Os hábitos de audição das massas gravitam em torno do reconhecimento. Música popular e sua respectiva promoção estão orientadas para a criação deste hábito. O princípio básico subjacente a isso é o de que basta repetir algo para que ele se torne aceito. Isso serve tanto à estandardização do material quanto à sua promoção. (ADORNO e SIMPSON, 1986, p. 130)

Entretanto, em diálogo com as teorias da comunicação, Middleton observa que cada obra musical ocupa uma posição intermediária entre dois extremos: um de completa repetição, que seria o próprio silêncio ou um único som, sem fim e sem alterações, e o outro com ausência completa de repetição, ou seja, uma narrativa musical na qual nada fosse ouvido duas vezes (MIDDLETON, 1983, p. 235). Isso significa dizer que, de certa maneira, toda obra musical possui determinado grau de originalidade e outro de redundância. Portanto, para o autor em questão, a recorrente crítica dirigida à música popular quanto à prevalência da repetição em seu repertório deriva do fato de que uma determinada proporção de repetição e de não-repetição foi convencionada e colocada como se fosse algo “natural” (MIDDLETON, 1983, p. 240). Em outras palavras, o pesquisador aponta para a impossibilidade de se falar em um grau absoluto de padronização ou repetição das produções musicais, mas que tais características são sempre atribuídas em caráter relacional com o repertório considerado legítimo.

# Exercício
Reproduza, sem nenhuma alteração, a passagem do texto sobre repetição na música popular que vai de "Os hábitos de" até "1986, p. 130)".

# Material apresentado
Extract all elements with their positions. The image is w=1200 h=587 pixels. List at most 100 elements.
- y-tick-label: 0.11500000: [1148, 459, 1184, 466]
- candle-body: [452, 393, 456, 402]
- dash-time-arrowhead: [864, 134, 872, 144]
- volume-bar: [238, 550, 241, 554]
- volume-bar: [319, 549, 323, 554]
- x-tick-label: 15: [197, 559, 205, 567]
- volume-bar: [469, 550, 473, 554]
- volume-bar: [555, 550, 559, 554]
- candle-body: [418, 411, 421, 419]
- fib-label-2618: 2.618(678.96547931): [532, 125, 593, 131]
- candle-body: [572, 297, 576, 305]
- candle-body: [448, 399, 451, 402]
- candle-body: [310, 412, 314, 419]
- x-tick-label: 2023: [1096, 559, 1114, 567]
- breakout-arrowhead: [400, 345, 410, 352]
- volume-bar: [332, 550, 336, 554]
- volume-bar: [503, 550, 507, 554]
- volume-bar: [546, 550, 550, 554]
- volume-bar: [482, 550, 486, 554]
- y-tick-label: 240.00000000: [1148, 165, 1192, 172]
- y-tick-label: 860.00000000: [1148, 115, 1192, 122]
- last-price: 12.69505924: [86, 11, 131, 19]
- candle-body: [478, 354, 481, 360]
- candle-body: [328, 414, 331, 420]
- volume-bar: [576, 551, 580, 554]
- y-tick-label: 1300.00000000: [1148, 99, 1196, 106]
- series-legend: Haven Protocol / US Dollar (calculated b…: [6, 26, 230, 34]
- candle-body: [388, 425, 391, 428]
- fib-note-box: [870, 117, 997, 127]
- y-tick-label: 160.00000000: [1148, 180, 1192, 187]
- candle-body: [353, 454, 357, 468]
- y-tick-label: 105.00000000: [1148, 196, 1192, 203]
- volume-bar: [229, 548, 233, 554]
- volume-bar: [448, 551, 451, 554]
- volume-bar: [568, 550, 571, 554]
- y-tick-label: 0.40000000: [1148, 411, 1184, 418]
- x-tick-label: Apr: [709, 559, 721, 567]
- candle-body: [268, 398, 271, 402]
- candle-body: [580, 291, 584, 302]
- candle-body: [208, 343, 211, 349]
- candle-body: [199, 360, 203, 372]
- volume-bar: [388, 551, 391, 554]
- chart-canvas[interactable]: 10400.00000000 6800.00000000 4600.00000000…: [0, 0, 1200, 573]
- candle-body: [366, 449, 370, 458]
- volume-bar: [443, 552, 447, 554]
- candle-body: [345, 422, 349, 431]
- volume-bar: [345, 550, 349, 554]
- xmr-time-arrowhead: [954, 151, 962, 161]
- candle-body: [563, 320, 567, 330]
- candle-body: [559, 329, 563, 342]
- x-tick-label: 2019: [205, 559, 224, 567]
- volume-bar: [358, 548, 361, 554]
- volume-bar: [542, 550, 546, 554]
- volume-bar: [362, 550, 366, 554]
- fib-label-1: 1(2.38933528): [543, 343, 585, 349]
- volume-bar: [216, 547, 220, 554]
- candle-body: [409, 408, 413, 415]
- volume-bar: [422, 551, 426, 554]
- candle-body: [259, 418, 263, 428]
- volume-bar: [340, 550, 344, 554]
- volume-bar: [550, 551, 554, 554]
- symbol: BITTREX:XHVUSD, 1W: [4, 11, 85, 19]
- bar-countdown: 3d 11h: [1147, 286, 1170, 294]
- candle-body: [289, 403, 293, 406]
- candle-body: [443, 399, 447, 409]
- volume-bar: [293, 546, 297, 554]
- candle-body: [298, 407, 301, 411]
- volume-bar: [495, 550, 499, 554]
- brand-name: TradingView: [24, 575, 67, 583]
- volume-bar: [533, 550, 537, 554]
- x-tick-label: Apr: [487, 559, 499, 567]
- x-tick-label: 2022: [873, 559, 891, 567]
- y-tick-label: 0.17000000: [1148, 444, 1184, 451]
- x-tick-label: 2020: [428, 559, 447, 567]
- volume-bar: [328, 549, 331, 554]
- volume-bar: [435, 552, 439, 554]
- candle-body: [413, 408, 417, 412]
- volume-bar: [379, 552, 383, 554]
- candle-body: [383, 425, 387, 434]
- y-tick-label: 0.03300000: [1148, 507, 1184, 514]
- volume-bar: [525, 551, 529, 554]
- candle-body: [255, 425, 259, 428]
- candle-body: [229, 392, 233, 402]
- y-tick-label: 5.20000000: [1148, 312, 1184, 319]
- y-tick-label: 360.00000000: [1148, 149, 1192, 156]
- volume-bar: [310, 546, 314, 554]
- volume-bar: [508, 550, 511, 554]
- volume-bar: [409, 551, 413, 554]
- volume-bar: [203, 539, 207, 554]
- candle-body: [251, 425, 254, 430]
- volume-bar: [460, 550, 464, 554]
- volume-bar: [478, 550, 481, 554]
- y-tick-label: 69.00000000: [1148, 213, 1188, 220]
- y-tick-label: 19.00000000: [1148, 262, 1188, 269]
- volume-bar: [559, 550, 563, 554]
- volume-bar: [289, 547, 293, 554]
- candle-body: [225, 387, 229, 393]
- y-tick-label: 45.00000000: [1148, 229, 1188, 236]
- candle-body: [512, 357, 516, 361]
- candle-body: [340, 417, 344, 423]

# Resposta
Os hábitos de audição das massas gravitam em torno do reconhecimento. Música popular e sua respectiva promoção estão orientadas para a criação deste hábito. O princípio básico subjacente a isso é o de que basta repetir algo para que ele se torne aceito. Isso serve tanto à estandardização do material quanto à sua promoção. (ADORNO e SIMPSON, 1986, p. 130)